*Short exercise*:
Output only the lines that run from the line holding "Output the underlying" to the end of the data below, including both ends, without any pictures.

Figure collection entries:
_ _ _

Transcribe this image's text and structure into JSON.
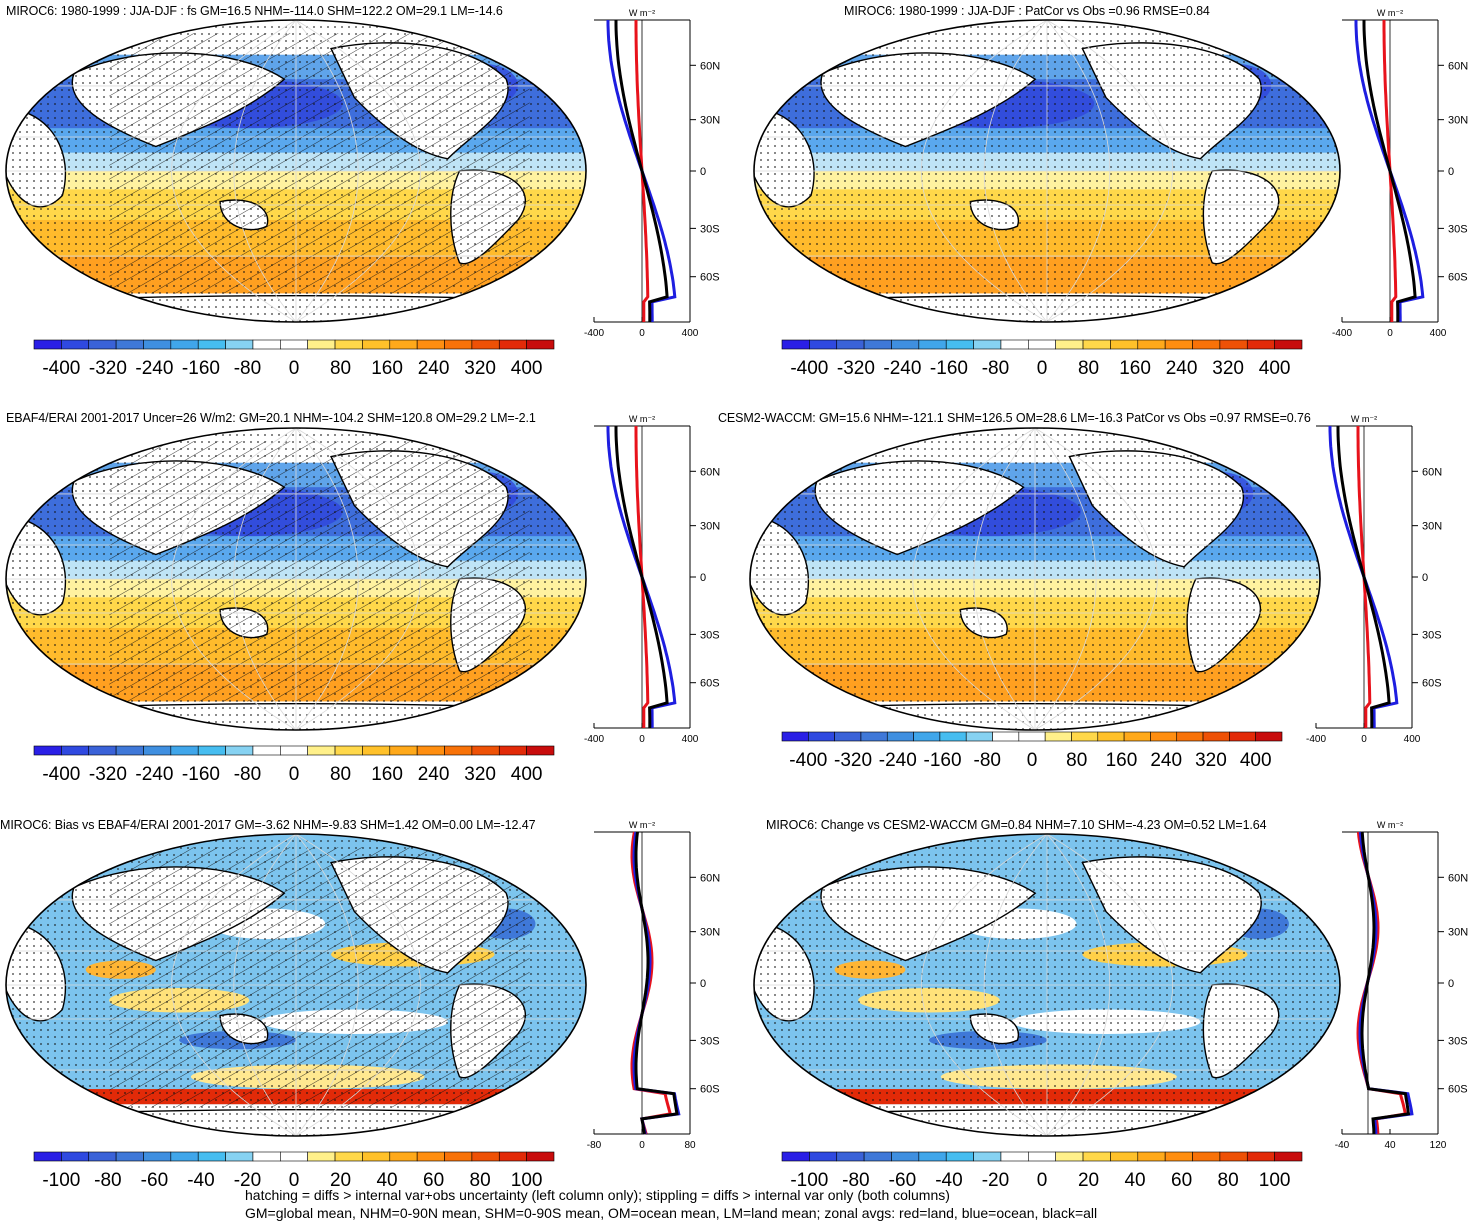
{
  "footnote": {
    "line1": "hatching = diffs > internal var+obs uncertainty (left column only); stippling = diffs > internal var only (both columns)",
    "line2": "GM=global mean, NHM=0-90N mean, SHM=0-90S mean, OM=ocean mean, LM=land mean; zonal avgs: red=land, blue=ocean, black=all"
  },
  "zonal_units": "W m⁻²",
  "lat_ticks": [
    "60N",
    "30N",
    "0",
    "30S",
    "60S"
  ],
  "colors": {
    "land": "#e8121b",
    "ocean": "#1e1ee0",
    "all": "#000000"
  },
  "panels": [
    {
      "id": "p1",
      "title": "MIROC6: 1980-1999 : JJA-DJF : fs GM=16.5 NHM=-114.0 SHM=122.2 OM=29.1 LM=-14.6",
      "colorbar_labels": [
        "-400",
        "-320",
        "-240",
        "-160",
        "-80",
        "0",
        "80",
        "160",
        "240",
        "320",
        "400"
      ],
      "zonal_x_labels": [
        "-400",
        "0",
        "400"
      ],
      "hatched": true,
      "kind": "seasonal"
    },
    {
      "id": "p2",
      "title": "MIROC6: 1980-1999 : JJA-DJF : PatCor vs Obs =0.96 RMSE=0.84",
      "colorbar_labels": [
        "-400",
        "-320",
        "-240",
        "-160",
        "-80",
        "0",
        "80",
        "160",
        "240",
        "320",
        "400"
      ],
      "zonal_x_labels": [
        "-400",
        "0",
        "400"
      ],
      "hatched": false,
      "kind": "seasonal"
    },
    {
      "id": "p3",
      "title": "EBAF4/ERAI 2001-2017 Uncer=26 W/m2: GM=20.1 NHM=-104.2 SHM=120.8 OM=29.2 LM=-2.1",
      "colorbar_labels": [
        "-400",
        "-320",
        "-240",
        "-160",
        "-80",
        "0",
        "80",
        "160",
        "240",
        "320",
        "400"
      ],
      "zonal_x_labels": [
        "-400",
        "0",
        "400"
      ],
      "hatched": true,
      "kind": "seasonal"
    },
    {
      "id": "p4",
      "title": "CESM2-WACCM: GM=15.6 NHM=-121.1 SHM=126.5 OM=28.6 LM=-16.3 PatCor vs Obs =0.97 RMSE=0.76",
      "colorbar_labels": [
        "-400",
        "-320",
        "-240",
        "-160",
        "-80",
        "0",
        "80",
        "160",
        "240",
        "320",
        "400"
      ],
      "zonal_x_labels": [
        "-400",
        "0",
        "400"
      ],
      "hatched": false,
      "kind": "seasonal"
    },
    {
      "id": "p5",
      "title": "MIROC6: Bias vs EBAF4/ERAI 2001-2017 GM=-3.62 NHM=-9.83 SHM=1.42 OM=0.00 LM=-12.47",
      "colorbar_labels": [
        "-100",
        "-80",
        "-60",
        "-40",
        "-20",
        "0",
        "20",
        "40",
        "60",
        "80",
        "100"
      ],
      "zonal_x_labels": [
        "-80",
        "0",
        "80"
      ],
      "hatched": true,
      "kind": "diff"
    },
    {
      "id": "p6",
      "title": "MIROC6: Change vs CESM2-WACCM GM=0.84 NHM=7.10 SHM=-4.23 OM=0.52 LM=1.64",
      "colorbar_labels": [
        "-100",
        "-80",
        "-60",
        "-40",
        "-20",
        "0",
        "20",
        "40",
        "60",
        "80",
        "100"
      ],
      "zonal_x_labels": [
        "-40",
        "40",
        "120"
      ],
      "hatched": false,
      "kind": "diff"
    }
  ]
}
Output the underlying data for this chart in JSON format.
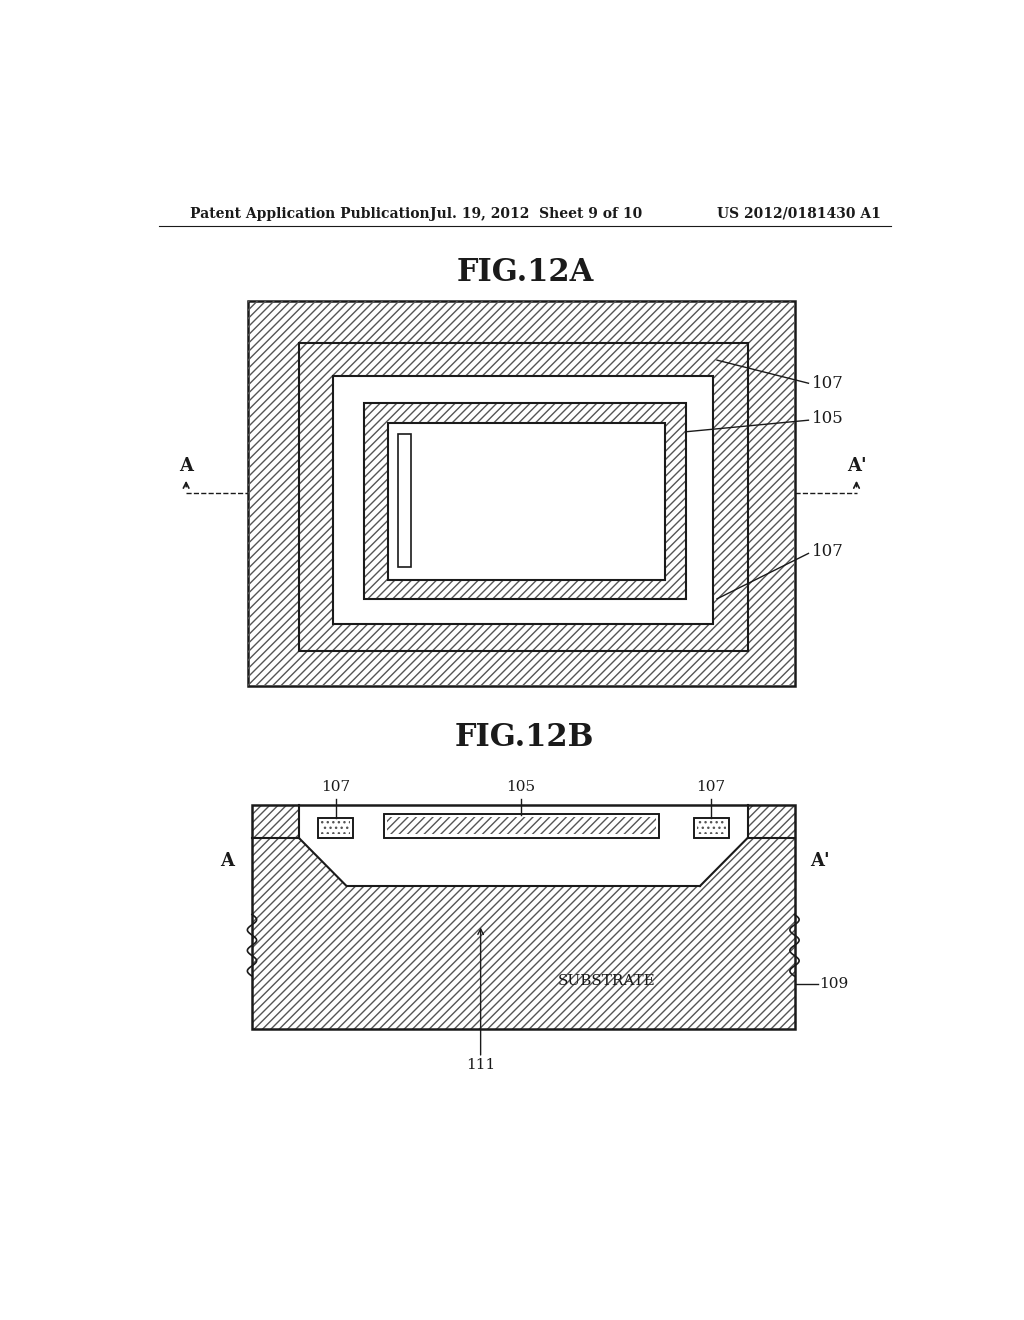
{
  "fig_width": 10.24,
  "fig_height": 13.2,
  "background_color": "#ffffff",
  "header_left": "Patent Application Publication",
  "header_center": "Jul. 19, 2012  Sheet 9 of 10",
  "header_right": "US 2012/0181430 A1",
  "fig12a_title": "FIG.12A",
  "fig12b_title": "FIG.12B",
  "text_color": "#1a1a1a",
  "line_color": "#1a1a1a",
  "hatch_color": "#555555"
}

_ _ _

*Task answer*:
Output the underlying data for this chart in JSON format.
{
  "fig_width": 10.24,
  "fig_height": 13.2,
  "background_color": "#ffffff",
  "header_left": "Patent Application Publication",
  "header_center": "Jul. 19, 2012  Sheet 9 of 10",
  "header_right": "US 2012/0181430 A1",
  "fig12a_title": "FIG.12A",
  "fig12b_title": "FIG.12B",
  "text_color": "#1a1a1a",
  "line_color": "#1a1a1a",
  "hatch_color": "#555555"
}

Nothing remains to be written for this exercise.